## Written problem
Copy the data that follows exactly. Include no pictures.

+ + + + + + +

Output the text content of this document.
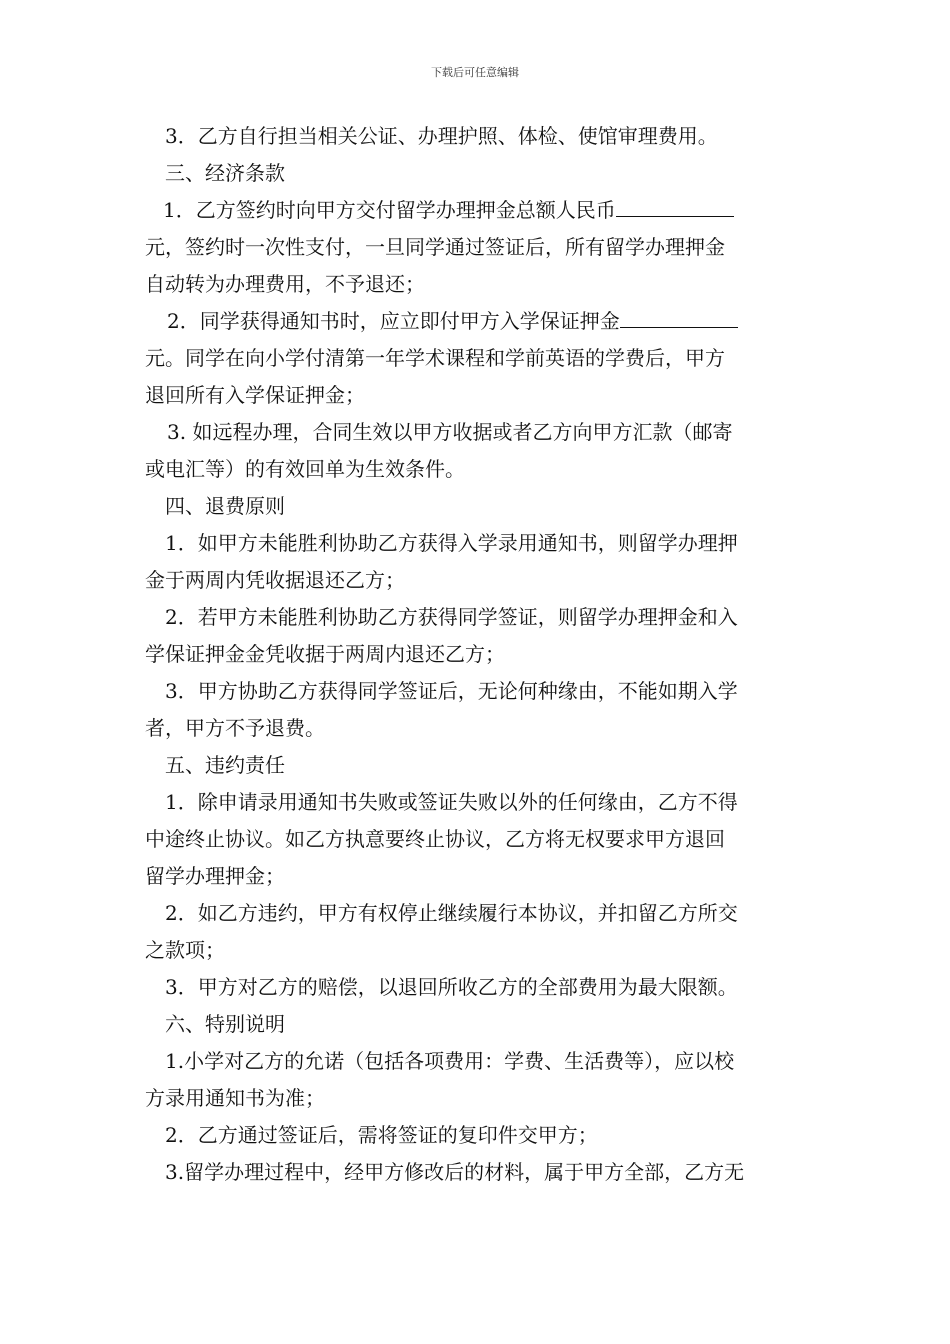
下载后可任意编辑
3．乙方自行担当相关公证、办理护照、体检、使馆审理费用。
三、经济条款
1．乙方签约时向甲方交付留学办理押金总额人民币
元，签约时一次性支付，一旦同学通过签证后，所有留学办理押金
自动转为办理费用，不予退还；
2．同学获得通知书时，应立即付甲方入学保证押金
元。同学在向小学付清第一年学术课程和学前英语的学费后，甲方
退回所有入学保证押金；
3. 如远程办理，合同生效以甲方收据或者乙方向甲方汇款（邮寄
或电汇等）的有效回单为生效条件。
四、退费原则
1．如甲方未能胜利协助乙方获得入学录用通知书，则留学办理押
金于两周内凭收据退还乙方；
2．若甲方未能胜利协助乙方获得同学签证，则留学办理押金和入
学保证押金金凭收据于两周内退还乙方；
3．甲方协助乙方获得同学签证后，无论何种缘由，不能如期入学
者，甲方不予退费。
五、违约责任
1．除申请录用通知书失败或签证失败以外的任何缘由，乙方不得
中途终止协议。如乙方执意要终止协议，乙方将无权要求甲方退回
留学办理押金；
2．如乙方违约，甲方有权停止继续履行本协议，并扣留乙方所交
之款项；
3．甲方对乙方的赔偿，以退回所收乙方的全部费用为最大限额。
六、特别说明
1.小学对乙方的允诺（包括各项费用：学费、生活费等），应以校
方录用通知书为准；
2．乙方通过签证后，需将签证的复印件交甲方；
3.留学办理过程中，经甲方修改后的材料，属于甲方全部，乙方无
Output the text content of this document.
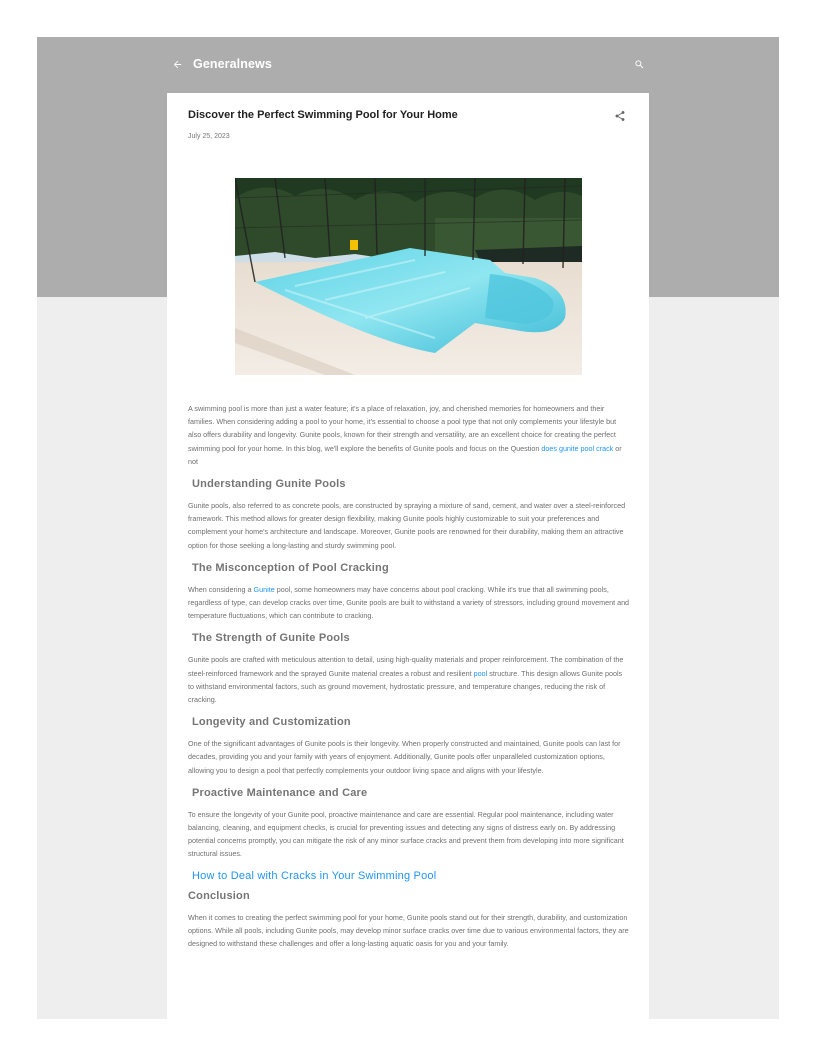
Generalnews
Discover the Perfect Swimming Pool for Your Home
July 25, 2023

A swimming pool is more than just a water feature; it's a place of relaxation, joy, and cherished memories for homeowners and their families. When considering adding a pool to your home, it's essential to choose a pool type that not only complements your lifestyle but also offers durability and longevity. Gunite pools, known for their strength and versatility, are an excellent choice for creating the perfect swimming pool for your home. In this blog, we'll explore the benefits of Gunite pools and focus on the Question does gunite pool crack or not

Understanding Gunite Pools

Gunite pools, also referred to as concrete pools, are constructed by spraying a mixture of sand, cement, and water over a steel-reinforced framework. This method allows for greater design flexibility, making Gunite pools highly customizable to suit your preferences and complement your home's architecture and landscape. Moreover, Gunite pools are renowned for their durability, making them an attractive option for those seeking a long-lasting and sturdy swimming pool.

The Misconception of Pool Cracking

When considering a Gunite pool, some homeowners may have concerns about pool cracking. While it's true that all swimming pools, regardless of type, can develop cracks over time, Gunite pools are built to withstand a variety of stressors, including ground movement and temperature fluctuations, which can contribute to cracking.

The Strength of Gunite Pools

Gunite pools are crafted with meticulous attention to detail, using high-quality materials and proper reinforcement. The combination of the steel-reinforced framework and the sprayed Gunite material creates a robust and resilient pool structure. This design allows Gunite pools to withstand environmental factors, such as ground movement, hydrostatic pressure, and temperature changes, reducing the risk of cracking.

Longevity and Customization

One of the significant advantages of Gunite pools is their longevity. When properly constructed and maintained, Gunite pools can last for decades, providing you and your family with years of enjoyment. Additionally, Gunite pools offer unparalleled customization options, allowing you to design a pool that perfectly complements your outdoor living space and aligns with your lifestyle.

Proactive Maintenance and Care

To ensure the longevity of your Gunite pool, proactive maintenance and care are essential. Regular pool maintenance, including water balancing, cleaning, and equipment checks, is crucial for preventing issues and detecting any signs of distress early on. By addressing potential concerns promptly, you can mitigate the risk of any minor surface cracks and prevent them from developing into more significant structural issues.

How to Deal with Cracks in Your Swimming Pool
Conclusion

When it comes to creating the perfect swimming pool for your home, Gunite pools stand out for their strength, durability, and customization options. While all pools, including Gunite pools, may develop minor surface cracks over time due to various environmental factors, they are designed to withstand these challenges and offer a long-lasting aquatic oasis for you and your family.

+ + + + + + +

## Response below
Output the text content of this document.
下载后可任意编辑
3．乙方自行担当相关公证、办理护照、体检、使馆审理费用。
三、经济条款
1．乙方签约时向甲方交付留学办理押金总额人民币
元，签约时一次性支付，一旦同学通过签证后，所有留学办理押金
自动转为办理费用，不予退还；
2．同学获得通知书时，应立即付甲方入学保证押金
元。同学在向小学付清第一年学术课程和学前英语的学费后，甲方
退回所有入学保证押金；
3. 如远程办理，合同生效以甲方收据或者乙方向甲方汇款（邮寄
或电汇等）的有效回单为生效条件。
四、退费原则
1．如甲方未能胜利协助乙方获得入学录用通知书，则留学办理押
金于两周内凭收据退还乙方；
2．若甲方未能胜利协助乙方获得同学签证，则留学办理押金和入
学保证押金金凭收据于两周内退还乙方；
3．甲方协助乙方获得同学签证后，无论何种缘由，不能如期入学
者，甲方不予退费。
五、违约责任
1．除申请录用通知书失败或签证失败以外的任何缘由，乙方不得
中途终止协议。如乙方执意要终止协议，乙方将无权要求甲方退回
留学办理押金；
2．如乙方违约，甲方有权停止继续履行本协议，并扣留乙方所交
之款项；
3．甲方对乙方的赔偿，以退回所收乙方的全部费用为最大限额。
六、特别说明
1.小学对乙方的允诺（包括各项费用：学费、生活费等），应以校
方录用通知书为准；
2．乙方通过签证后，需将签证的复印件交甲方；
3.留学办理过程中，经甲方修改后的材料，属于甲方全部，乙方无
Output the text content of this document.
Generalnews
Discover the Perfect Swimming Pool for Your Home
July 25, 2023

A swimming pool is more than just a water feature; it's a place of relaxation, joy, and cherished memories for homeowners and their families. When considering adding a pool to your home, it's essential to choose a pool type that not only complements your lifestyle but also offers durability and longevity. Gunite pools, known for their strength and versatility, are an excellent choice for creating the perfect swimming pool for your home. In this blog, we'll explore the benefits of Gunite pools and focus on the Question does gunite pool crack or not

Understanding Gunite Pools

Gunite pools, also referred to as concrete pools, are constructed by spraying a mixture of sand, cement, and water over a steel-reinforced framework. This method allows for greater design flexibility, making Gunite pools highly customizable to suit your preferences and complement your home's architecture and landscape. Moreover, Gunite pools are renowned for their durability, making them an attractive option for those seeking a long-lasting and sturdy swimming pool.

The Misconception of Pool Cracking

When considering a Gunite pool, some homeowners may have concerns about pool cracking. While it's true that all swimming pools, regardless of type, can develop cracks over time, Gunite pools are built to withstand a variety of stressors, including ground movement and temperature fluctuations, which can contribute to cracking.

The Strength of Gunite Pools

Gunite pools are crafted with meticulous attention to detail, using high-quality materials and proper reinforcement. The combination of the steel-reinforced framework and the sprayed Gunite material creates a robust and resilient pool structure. This design allows Gunite pools to withstand environmental factors, such as ground movement, hydrostatic pressure, and temperature changes, reducing the risk of cracking.

Longevity and Customization

One of the significant advantages of Gunite pools is their longevity. When properly constructed and maintained, Gunite pools can last for decades, providing you and your family with years of enjoyment. Additionally, Gunite pools offer unparalleled customization options, allowing you to design a pool that perfectly complements your outdoor living space and aligns with your lifestyle.

Proactive Maintenance and Care

To ensure the longevity of your Gunite pool, proactive maintenance and care are essential. Regular pool maintenance, including water balancing, cleaning, and equipment checks, is crucial for preventing issues and detecting any signs of distress early on. By addressing potential concerns promptly, you can mitigate the risk of any minor surface cracks and prevent them from developing into more significant structural issues.

How to Deal with Cracks in Your Swimming Pool
Conclusion

When it comes to creating the perfect swimming pool for your home, Gunite pools stand out for their strength, durability, and customization options. While all pools, including Gunite pools, may develop minor surface cracks over time due to various environmental factors, they are designed to withstand these challenges and offer a long-lasting aquatic oasis for you and your family.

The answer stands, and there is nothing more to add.